● **What you have to do**: Below are records; work out how many of their lines hold the string "color" and give that number alone.
==== Supplied data
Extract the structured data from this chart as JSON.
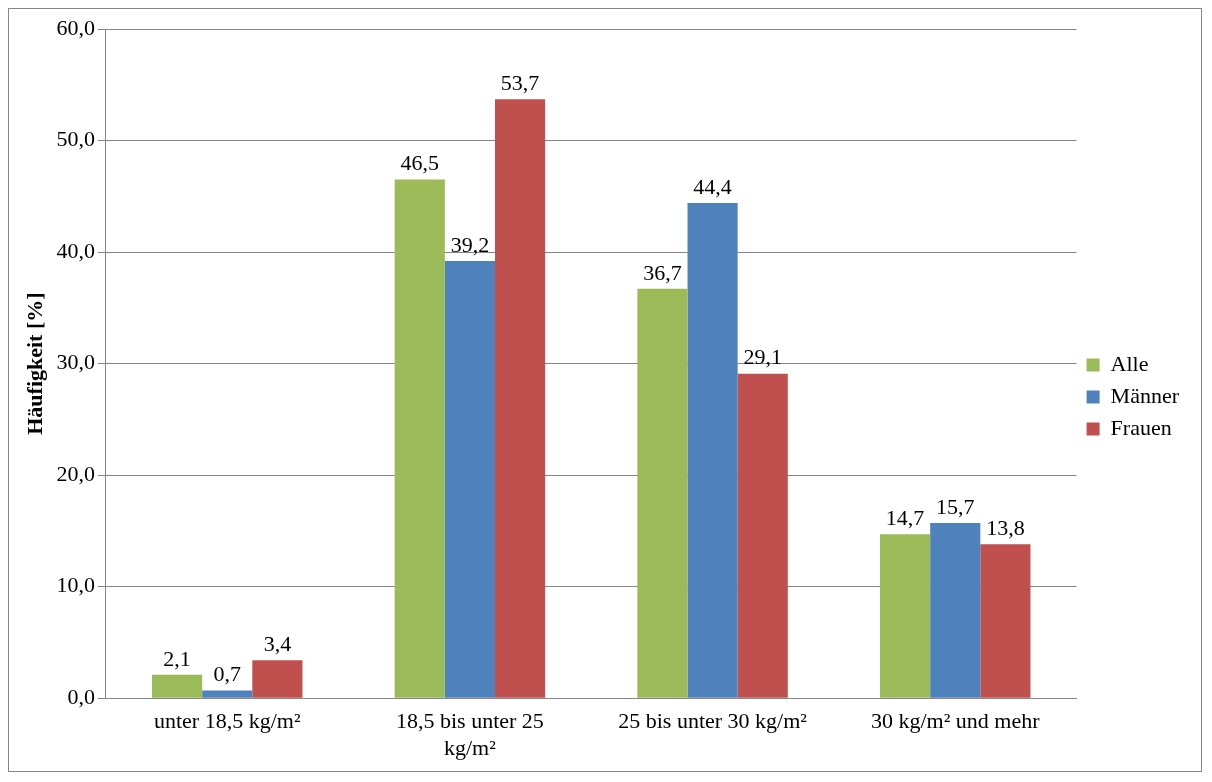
{
  "chart_data": {
    "type": "bar",
    "ylabel": "Häufigkeit [%]",
    "categories": [
      "unter 18,5 kg/m²",
      "18,5 bis unter 25 kg/m²",
      "25 bis unter 30 kg/m²",
      "30 kg/m² und mehr"
    ],
    "series": [
      {
        "name": "Alle",
        "color": "#9bbb59",
        "values": [
          2.1,
          46.5,
          36.7,
          14.7
        ],
        "value_labels": [
          "2,1",
          "46,5",
          "36,7",
          "14,7"
        ]
      },
      {
        "name": "Männer",
        "color": "#4f81bd",
        "values": [
          0.7,
          39.2,
          44.4,
          15.7
        ],
        "value_labels": [
          "0,7",
          "39,2",
          "44,4",
          "15,7"
        ]
      },
      {
        "name": "Frauen",
        "color": "#c0504d",
        "values": [
          3.4,
          53.7,
          29.1,
          13.8
        ],
        "value_labels": [
          "3,4",
          "53,7",
          "29,1",
          "13,8"
        ]
      }
    ],
    "ylim": [
      0,
      60
    ],
    "yticks": [
      {
        "value": 0,
        "label": "0,0"
      },
      {
        "value": 10,
        "label": "10,0"
      },
      {
        "value": 20,
        "label": "20,0"
      },
      {
        "value": 30,
        "label": "30,0"
      },
      {
        "value": 40,
        "label": "40,0"
      },
      {
        "value": 50,
        "label": "50,0"
      },
      {
        "value": 60,
        "label": "60,0"
      }
    ],
    "grid": "y",
    "legend": "right"
  }
}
========
● **Problem solution**: 3